> **Given request**: Transcribe every line exactly and omit anything that is a picture.

> **Given data**:

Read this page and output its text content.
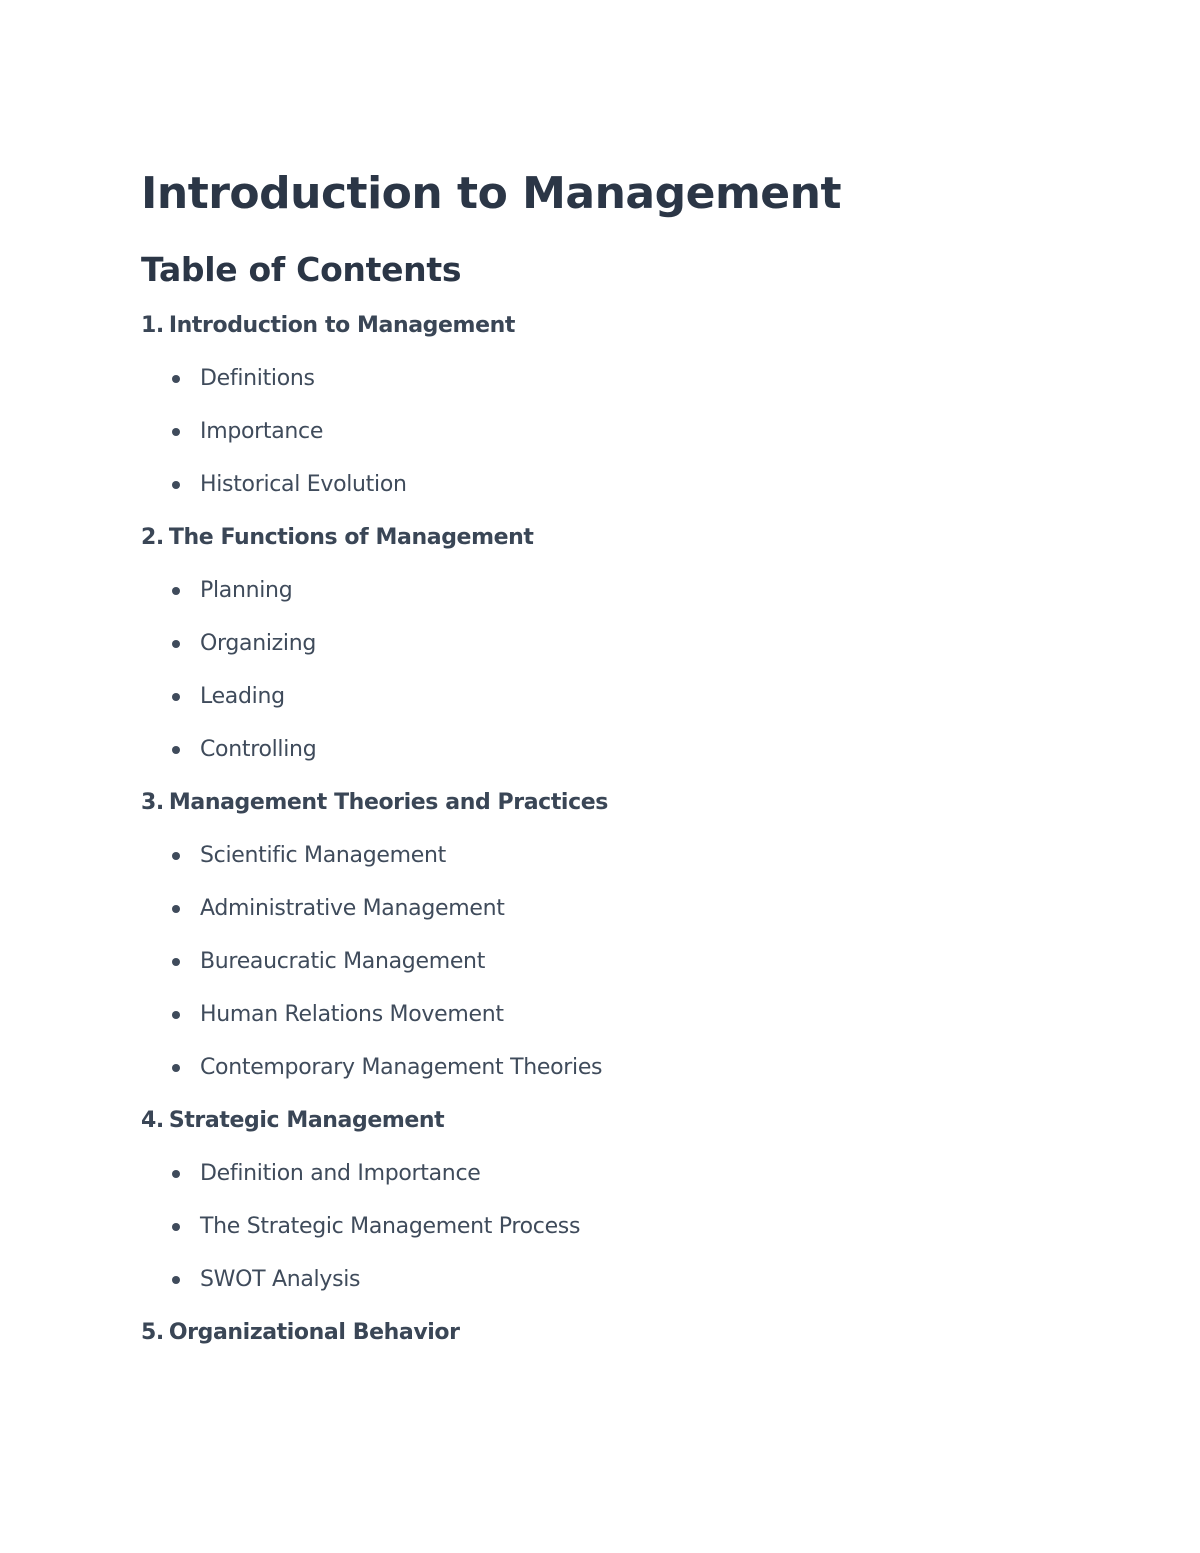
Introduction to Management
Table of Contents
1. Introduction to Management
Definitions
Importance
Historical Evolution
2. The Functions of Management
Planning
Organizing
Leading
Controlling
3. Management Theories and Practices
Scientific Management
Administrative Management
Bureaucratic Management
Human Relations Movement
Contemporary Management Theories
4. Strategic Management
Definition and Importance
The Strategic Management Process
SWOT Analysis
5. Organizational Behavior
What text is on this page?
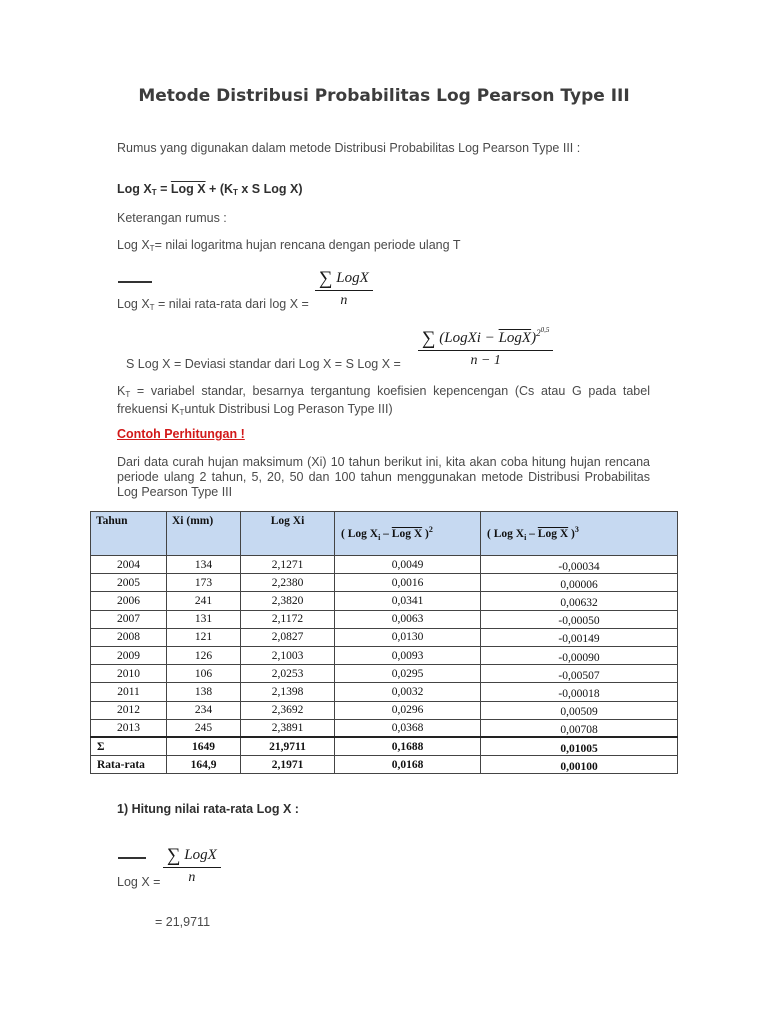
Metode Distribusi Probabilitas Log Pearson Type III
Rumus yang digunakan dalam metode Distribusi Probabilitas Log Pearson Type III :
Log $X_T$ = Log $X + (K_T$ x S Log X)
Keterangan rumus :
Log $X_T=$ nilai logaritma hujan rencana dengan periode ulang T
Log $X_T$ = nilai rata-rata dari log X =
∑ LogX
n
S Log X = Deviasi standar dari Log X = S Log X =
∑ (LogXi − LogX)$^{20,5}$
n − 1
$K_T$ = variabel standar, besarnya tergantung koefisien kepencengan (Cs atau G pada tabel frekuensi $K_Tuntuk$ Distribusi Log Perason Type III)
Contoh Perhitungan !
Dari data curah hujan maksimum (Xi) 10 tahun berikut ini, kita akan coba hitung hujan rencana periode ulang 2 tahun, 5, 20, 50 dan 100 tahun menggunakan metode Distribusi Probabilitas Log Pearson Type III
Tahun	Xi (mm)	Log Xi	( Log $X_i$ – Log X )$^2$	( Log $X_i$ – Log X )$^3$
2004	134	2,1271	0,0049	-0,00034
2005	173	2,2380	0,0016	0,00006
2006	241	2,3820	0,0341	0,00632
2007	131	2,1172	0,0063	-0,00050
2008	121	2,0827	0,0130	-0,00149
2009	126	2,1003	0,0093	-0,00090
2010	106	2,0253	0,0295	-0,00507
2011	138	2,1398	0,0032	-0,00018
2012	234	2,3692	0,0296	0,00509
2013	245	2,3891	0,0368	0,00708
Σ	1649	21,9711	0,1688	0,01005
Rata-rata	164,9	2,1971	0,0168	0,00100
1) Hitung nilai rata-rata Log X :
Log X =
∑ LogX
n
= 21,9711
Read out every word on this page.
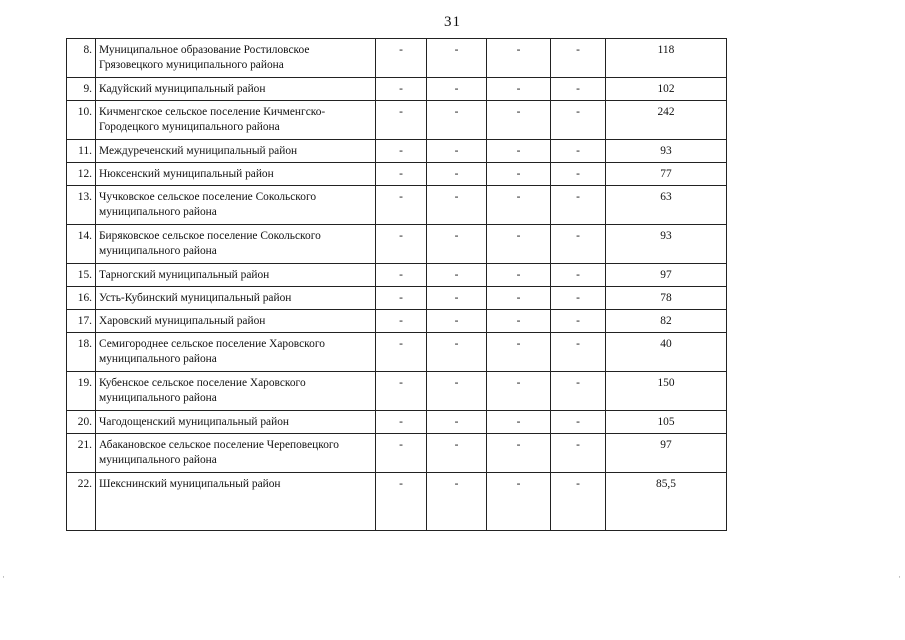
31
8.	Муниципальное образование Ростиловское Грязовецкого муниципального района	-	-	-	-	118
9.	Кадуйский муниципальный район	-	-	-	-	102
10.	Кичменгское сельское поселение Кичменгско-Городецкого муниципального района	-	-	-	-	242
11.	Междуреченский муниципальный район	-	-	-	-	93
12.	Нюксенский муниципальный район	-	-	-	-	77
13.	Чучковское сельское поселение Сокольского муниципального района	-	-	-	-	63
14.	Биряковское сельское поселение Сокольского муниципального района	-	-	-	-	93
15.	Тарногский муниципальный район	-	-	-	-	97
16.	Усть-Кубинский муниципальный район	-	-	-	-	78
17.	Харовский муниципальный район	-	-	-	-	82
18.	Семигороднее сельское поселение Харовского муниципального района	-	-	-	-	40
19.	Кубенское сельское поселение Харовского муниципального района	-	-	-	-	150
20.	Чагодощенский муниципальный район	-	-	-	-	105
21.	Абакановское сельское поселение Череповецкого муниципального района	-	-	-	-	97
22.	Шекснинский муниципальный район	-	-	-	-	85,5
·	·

> **Output below**:
Read this page and output its text content.
Introduction to Management
Table of Contents
1. Introduction to Management
Definitions
Importance
Historical Evolution
2. The Functions of Management
Planning
Organizing
Leading
Controlling
3. Management Theories and Practices
Scientific Management
Administrative Management
Bureaucratic Management
Human Relations Movement
Contemporary Management Theories
4. Strategic Management
Definition and Importance
The Strategic Management Process
SWOT Analysis
5. Organizational Behavior
What text is on this page?
Metode Distribusi Probabilitas Log Pearson Type III
Rumus yang digunakan dalam metode Distribusi Probabilitas Log Pearson Type III :
Log $X_T$ = Log $X + (K_T$ x S Log X)
Keterangan rumus :
Log $X_T=$ nilai logaritma hujan rencana dengan periode ulang T
Log $X_T$ = nilai rata-rata dari log X =
∑ LogX
n
S Log X = Deviasi standar dari Log X = S Log X =
∑ (LogXi − LogX)$^{20,5}$
n − 1
$K_T$ = variabel standar, besarnya tergantung koefisien kepencengan (Cs atau G pada tabel frekuensi $K_Tuntuk$ Distribusi Log Perason Type III)
Contoh Perhitungan !
Dari data curah hujan maksimum (Xi) 10 tahun berikut ini, kita akan coba hitung hujan rencana periode ulang 2 tahun, 5, 20, 50 dan 100 tahun menggunakan metode Distribusi Probabilitas Log Pearson Type III
Tahun	Xi (mm)	Log Xi	( Log $X_i$ – Log X )$^2$	( Log $X_i$ – Log X )$^3$
2004	134	2,1271	0,0049	-0,00034
2005	173	2,2380	0,0016	0,00006
2006	241	2,3820	0,0341	0,00632
2007	131	2,1172	0,0063	-0,00050
2008	121	2,0827	0,0130	-0,00149
2009	126	2,1003	0,0093	-0,00090
2010	106	2,0253	0,0295	-0,00507
2011	138	2,1398	0,0032	-0,00018
2012	234	2,3692	0,0296	0,00509
2013	245	2,3891	0,0368	0,00708
Σ	1649	21,9711	0,1688	0,01005
Rata-rata	164,9	2,1971	0,0168	0,00100
1) Hitung nilai rata-rata Log X :
Log X =
∑ LogX
n
= 21,9711
Read out every word on this page.
31
8.	Муниципальное образование Ростиловское Грязовецкого муниципального района	-	-	-	-	118
9.	Кадуйский муниципальный район	-	-	-	-	102
10.	Кичменгское сельское поселение Кичменгско-Городецкого муниципального района	-	-	-	-	242
11.	Междуреченский муниципальный район	-	-	-	-	93
12.	Нюксенский муниципальный район	-	-	-	-	77
13.	Чучковское сельское поселение Сокольского муниципального района	-	-	-	-	63
14.	Биряковское сельское поселение Сокольского муниципального района	-	-	-	-	93
15.	Тарногский муниципальный район	-	-	-	-	97
16.	Усть-Кубинский муниципальный район	-	-	-	-	78
17.	Харовский муниципальный район	-	-	-	-	82
18.	Семигороднее сельское поселение Харовского муниципального района	-	-	-	-	40
19.	Кубенское сельское поселение Харовского муниципального района	-	-	-	-	150
20.	Чагодощенский муниципальный район	-	-	-	-	105
21.	Абакановское сельское поселение Череповецкого муниципального района	-	-	-	-	97
22.	Шекснинский муниципальный район	-	-	-	-	85,5
·	·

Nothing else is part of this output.